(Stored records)
--- START ---

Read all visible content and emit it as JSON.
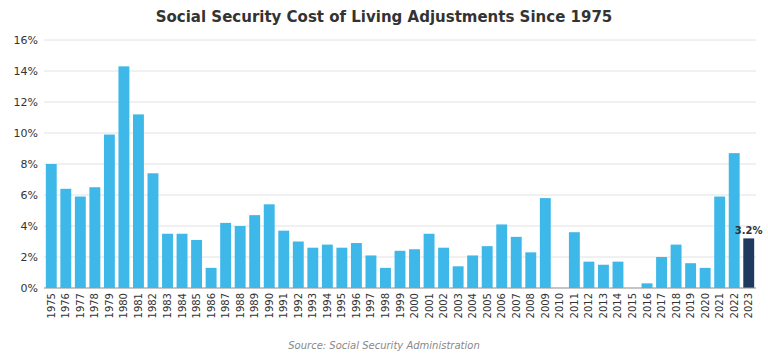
{
  "chart_data": {
    "type": "bar",
    "title": "Social Security Cost of Living Adjustments Since 1975",
    "source": "Source: Social Security Administration",
    "categories": [
      "1975",
      "1976",
      "1977",
      "1978",
      "1979",
      "1980",
      "1981",
      "1982",
      "1983",
      "1984",
      "1985",
      "1986",
      "1987",
      "1988",
      "1989",
      "1990",
      "1991",
      "1992",
      "1993",
      "1994",
      "1995",
      "1996",
      "1997",
      "1998",
      "1999",
      "2000",
      "2001",
      "2002",
      "2003",
      "2004",
      "2005",
      "2006",
      "2007",
      "2008",
      "2009",
      "2010",
      "2011",
      "2012",
      "2013",
      "2014",
      "2015",
      "2016",
      "2017",
      "2018",
      "2019",
      "2020",
      "2021",
      "2022",
      "2023"
    ],
    "values": [
      8.0,
      6.4,
      5.9,
      6.5,
      9.9,
      14.3,
      11.2,
      7.4,
      3.5,
      3.5,
      3.1,
      1.3,
      4.2,
      4.0,
      4.7,
      5.4,
      3.7,
      3.0,
      2.6,
      2.8,
      2.6,
      2.9,
      2.1,
      1.3,
      2.4,
      2.5,
      3.5,
      2.6,
      1.4,
      2.1,
      2.7,
      4.1,
      3.3,
      2.3,
      5.8,
      0.0,
      3.6,
      1.7,
      1.5,
      1.7,
      0.0,
      0.3,
      2.0,
      2.8,
      1.6,
      1.3,
      5.9,
      8.7,
      3.2
    ],
    "colors": [
      "#3db8e8",
      "#3db8e8",
      "#3db8e8",
      "#3db8e8",
      "#3db8e8",
      "#3db8e8",
      "#3db8e8",
      "#3db8e8",
      "#3db8e8",
      "#3db8e8",
      "#3db8e8",
      "#3db8e8",
      "#3db8e8",
      "#3db8e8",
      "#3db8e8",
      "#3db8e8",
      "#3db8e8",
      "#3db8e8",
      "#3db8e8",
      "#3db8e8",
      "#3db8e8",
      "#3db8e8",
      "#3db8e8",
      "#3db8e8",
      "#3db8e8",
      "#3db8e8",
      "#3db8e8",
      "#3db8e8",
      "#3db8e8",
      "#3db8e8",
      "#3db8e8",
      "#3db8e8",
      "#3db8e8",
      "#3db8e8",
      "#3db8e8",
      "#3db8e8",
      "#3db8e8",
      "#3db8e8",
      "#3db8e8",
      "#3db8e8",
      "#3db8e8",
      "#3db8e8",
      "#3db8e8",
      "#3db8e8",
      "#3db8e8",
      "#3db8e8",
      "#3db8e8",
      "#3db8e8",
      "#1e3a5f"
    ],
    "annotations": [
      {
        "text": "3.2%",
        "x": "2023",
        "y": 3.2
      }
    ],
    "ylim": [
      0,
      16
    ],
    "yticks": [
      {
        "value": 0,
        "label": "0%"
      },
      {
        "value": 2,
        "label": "2%"
      },
      {
        "value": 4,
        "label": "4%"
      },
      {
        "value": 6,
        "label": "6%"
      },
      {
        "value": 8,
        "label": "8%"
      },
      {
        "value": 10,
        "label": "10%"
      },
      {
        "value": 12,
        "label": "12%"
      },
      {
        "value": 14,
        "label": "14%"
      },
      {
        "value": 16,
        "label": "16%"
      }
    ],
    "grid": true
  }
}
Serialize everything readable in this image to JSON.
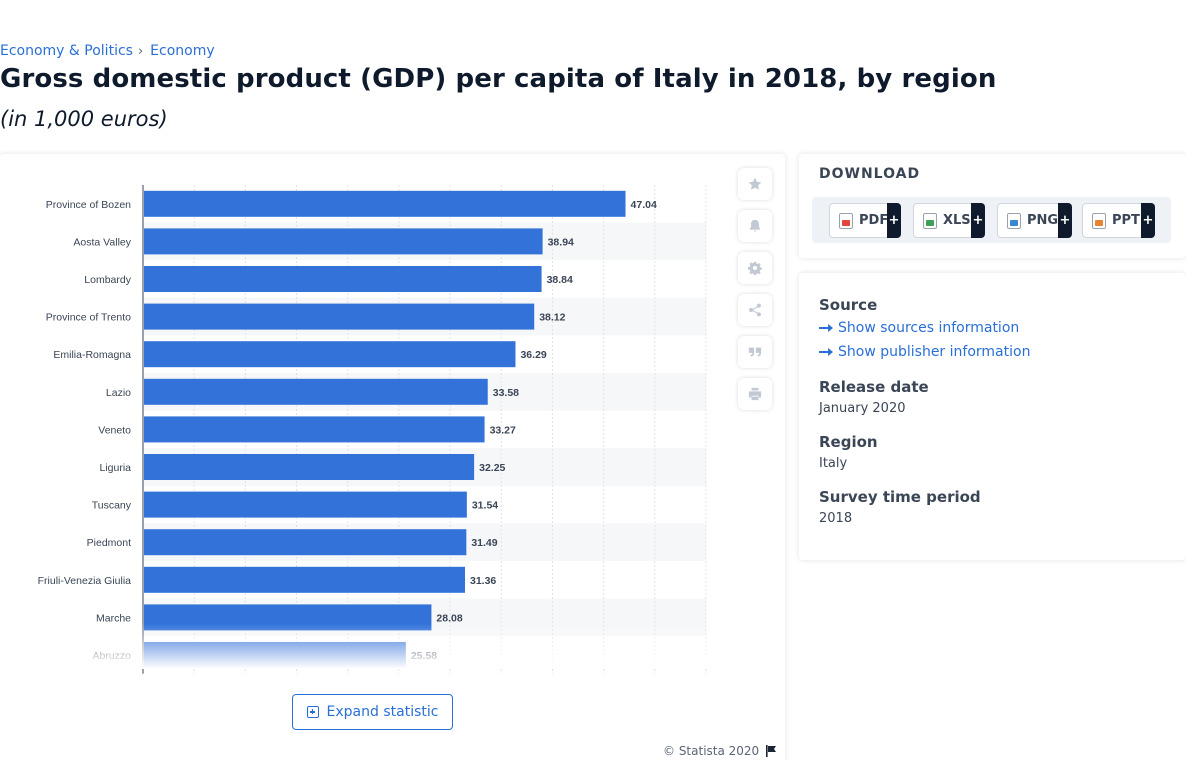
{
  "breadcrumb": {
    "item1": "Economy & Politics",
    "separator": "›",
    "item2": "Economy"
  },
  "header": {
    "title": "Gross domestic product (GDP) per capita of Italy in 2018, by region",
    "subtitle": "(in 1,000 euros)"
  },
  "chart_data": {
    "type": "bar",
    "orientation": "horizontal",
    "categories": [
      "Province of Bozen",
      "Aosta Valley",
      "Lombardy",
      "Province of Trento",
      "Emilia-Romagna",
      "Lazio",
      "Veneto",
      "Liguria",
      "Tuscany",
      "Piedmont",
      "Friuli-Venezia Giulia",
      "Marche",
      "Abruzzo"
    ],
    "values": [
      47.04,
      38.94,
      38.84,
      38.12,
      36.29,
      33.58,
      33.27,
      32.25,
      31.54,
      31.49,
      31.36,
      28.08,
      25.58
    ],
    "value_labels": [
      "47.04",
      "38.94",
      "38.84",
      "38.12",
      "36.29",
      "33.58",
      "33.27",
      "32.25",
      "31.54",
      "31.49",
      "31.36",
      "28.08",
      "25.58"
    ],
    "xlim": [
      0,
      55
    ],
    "grid": true,
    "bar_color": "#3373d9"
  },
  "tools": {
    "icons": [
      "star-icon",
      "bell-icon",
      "gear-icon",
      "share-icon",
      "quote-icon",
      "print-icon"
    ]
  },
  "expand": {
    "label": "Expand statistic"
  },
  "copyright": {
    "text": "© Statista 2020"
  },
  "download": {
    "title": "DOWNLOAD",
    "buttons": [
      {
        "label": "PDF",
        "plus": "+",
        "color": "#e0463a"
      },
      {
        "label": "XLS",
        "plus": "+",
        "color": "#3da05a"
      },
      {
        "label": "PNG",
        "plus": "+",
        "color": "#3b86d4"
      },
      {
        "label": "PPT",
        "plus": "+",
        "color": "#e8832e"
      }
    ]
  },
  "info": {
    "source_heading": "Source",
    "show_sources": "Show sources information",
    "show_publisher": "Show publisher information",
    "release_heading": "Release date",
    "release_value": "January 2020",
    "region_heading": "Region",
    "region_value": "Italy",
    "survey_heading": "Survey time period",
    "survey_value": "2018"
  }
}
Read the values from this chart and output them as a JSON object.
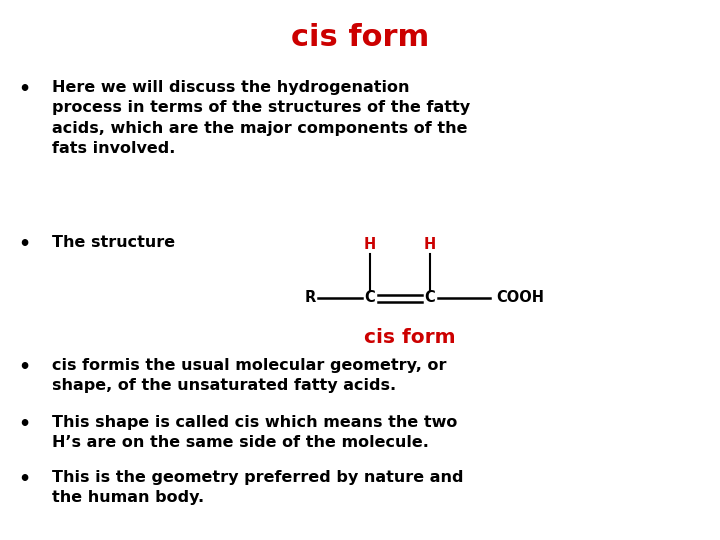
{
  "title": "cis form",
  "title_color": "#cc0000",
  "title_fontsize": 22,
  "background_color": "#ffffff",
  "text_color": "#000000",
  "red_color": "#cc0000",
  "bullet1": "Here we will discuss the hydrogenation\nprocess in terms of the structures of the fatty\nacids, which are the major components of the\nfats involved.",
  "bullet2": "The structure",
  "bullet3": "cis formis the usual molecular geometry, or\nshape, of the unsaturated fatty acids.",
  "bullet4": "This shape is called cis which means the two\nH’s are on the same side of the molecule.",
  "bullet5": "This is the geometry preferred by nature and\nthe human body.",
  "diagram_label": "cis form",
  "bullet_fontsize": 11.5,
  "figsize": [
    7.2,
    5.4
  ],
  "dpi": 100
}
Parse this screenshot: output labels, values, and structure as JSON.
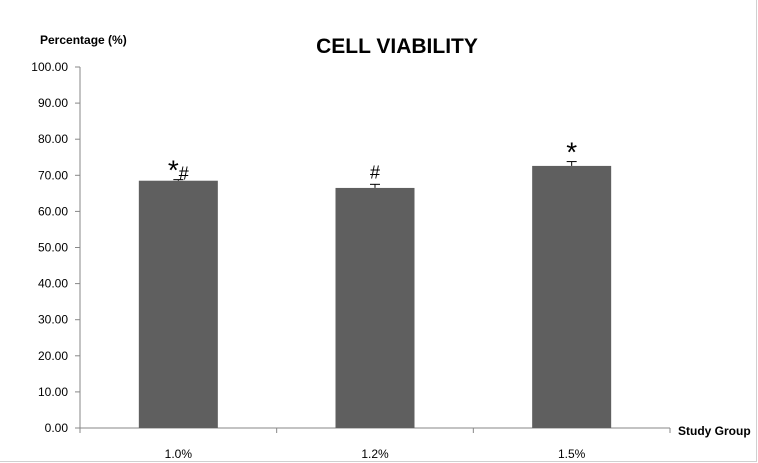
{
  "chart_data": {
    "type": "bar",
    "title": "CELL VIABILITY",
    "ylabel": "Percentage (%)",
    "xlabel": "Study Group",
    "categories": [
      "1.0%",
      "1.2%",
      "1.5%"
    ],
    "values": [
      68.5,
      66.5,
      72.6
    ],
    "errors": [
      0.3,
      1.0,
      1.2
    ],
    "annotations": [
      "*#",
      "#",
      "*"
    ],
    "ylim": [
      0,
      100
    ],
    "yticks": [
      "0.00",
      "10.00",
      "20.00",
      "30.00",
      "40.00",
      "50.00",
      "60.00",
      "70.00",
      "80.00",
      "90.00",
      "100.00"
    ],
    "grid": false,
    "legend": "none",
    "bar_color": "#5f5f5f"
  }
}
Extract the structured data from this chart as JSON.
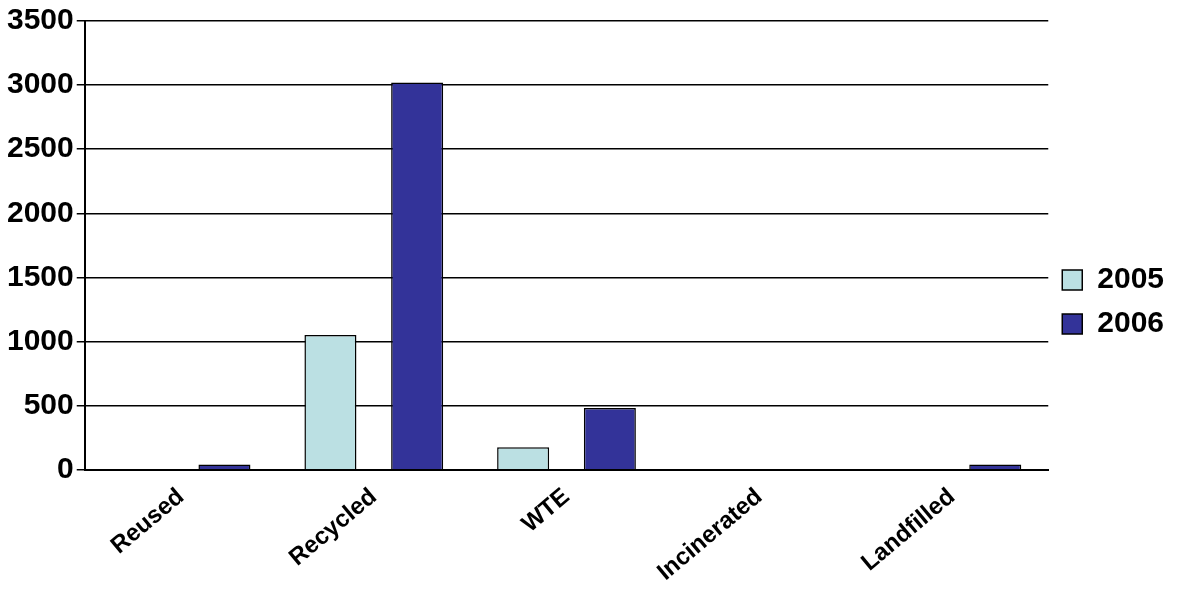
{
  "chart_data": {
    "type": "bar",
    "categories": [
      "Reused",
      "Recycled",
      "WTE",
      "Incinerated",
      "Landfilled"
    ],
    "series": [
      {
        "name": "2005",
        "color": "#bbe0e3",
        "values": [
          0,
          1050,
          175,
          0,
          0
        ]
      },
      {
        "name": "2006",
        "color": "#333399",
        "values": [
          40,
          3020,
          480,
          0,
          40
        ]
      }
    ],
    "ylim": [
      0,
      3500
    ],
    "yticks": [
      0,
      500,
      1000,
      1500,
      2000,
      2500,
      3000,
      3500
    ],
    "grid": "y",
    "legend": "right"
  }
}
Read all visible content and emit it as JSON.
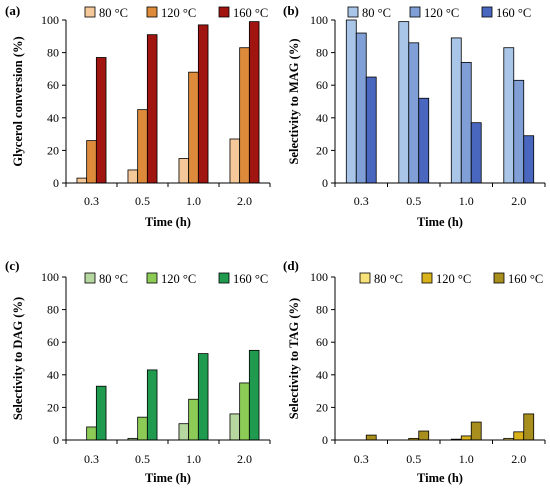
{
  "chart_data": [
    {
      "type": "bar",
      "panel_label": "(a)",
      "categories": [
        "0.3",
        "0.5",
        "1.0",
        "2.0"
      ],
      "series": [
        {
          "name": "80 °C",
          "values": [
            3,
            8,
            15,
            27
          ],
          "color": "#f5c89a"
        },
        {
          "name": "120 °C",
          "values": [
            26,
            45,
            68,
            83
          ],
          "color": "#dd8a3a"
        },
        {
          "name": "160 °C",
          "values": [
            77,
            91,
            97,
            99
          ],
          "color": "#a01510"
        }
      ],
      "xlabel": "Time (h)",
      "ylabel": "Glycerol conversion (%)",
      "ylim": [
        0,
        100
      ],
      "yticks": [
        0,
        20,
        40,
        60,
        80,
        100
      ],
      "legend": "top"
    },
    {
      "type": "bar",
      "panel_label": "(b)",
      "categories": [
        "0.3",
        "0.5",
        "1.0",
        "2.0"
      ],
      "series": [
        {
          "name": "80 °C",
          "values": [
            100,
            99,
            89,
            83
          ],
          "color": "#a9c5e8"
        },
        {
          "name": "120 °C",
          "values": [
            92,
            86,
            74,
            63
          ],
          "color": "#7f9fd6"
        },
        {
          "name": "160 °C",
          "values": [
            65,
            52,
            37,
            29
          ],
          "color": "#4a67c0"
        }
      ],
      "xlabel": "Time (h)",
      "ylabel": "Selectivity to MAG (%)",
      "ylim": [
        0,
        100
      ],
      "yticks": [
        0,
        20,
        40,
        60,
        80,
        100
      ],
      "legend": "top"
    },
    {
      "type": "bar",
      "panel_label": "(c)",
      "categories": [
        "0.3",
        "0.5",
        "1.0",
        "2.0"
      ],
      "series": [
        {
          "name": "80 °C",
          "values": [
            0,
            1,
            10,
            16
          ],
          "color": "#b6d7a0"
        },
        {
          "name": "120 °C",
          "values": [
            8,
            14,
            25,
            35
          ],
          "color": "#8dcb57"
        },
        {
          "name": "160 °C",
          "values": [
            33,
            43,
            53,
            55
          ],
          "color": "#1f9a4e"
        }
      ],
      "xlabel": "Time (h)",
      "ylabel": "Selectivity to DAG (%)",
      "ylim": [
        0,
        100
      ],
      "yticks": [
        0,
        20,
        40,
        60,
        80,
        100
      ],
      "legend": "top"
    },
    {
      "type": "bar",
      "panel_label": "(d)",
      "categories": [
        "0.3",
        "0.5",
        "1.0",
        "2.0"
      ],
      "series": [
        {
          "name": "80 °C",
          "values": [
            0,
            0,
            0.5,
            1
          ],
          "color": "#f7e27a"
        },
        {
          "name": "120 °C",
          "values": [
            0,
            1,
            2.5,
            5
          ],
          "color": "#d9b21b"
        },
        {
          "name": "160 °C",
          "values": [
            3,
            5.5,
            11,
            16
          ],
          "color": "#a88e1c"
        }
      ],
      "xlabel": "Time (h)",
      "ylabel": "Selectivity to TAG (%)",
      "ylim": [
        0,
        100
      ],
      "yticks": [
        0,
        20,
        40,
        60,
        80,
        100
      ],
      "legend": "top"
    }
  ]
}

--- END ---

### THE PROBLEM
Find the word "from" in the data and show each line that holds it.

### SOLUTION FOR THIS EXERCISE
Read the values from this chart and output them as a JSON object.
Extract the structured data from this chart as JSON.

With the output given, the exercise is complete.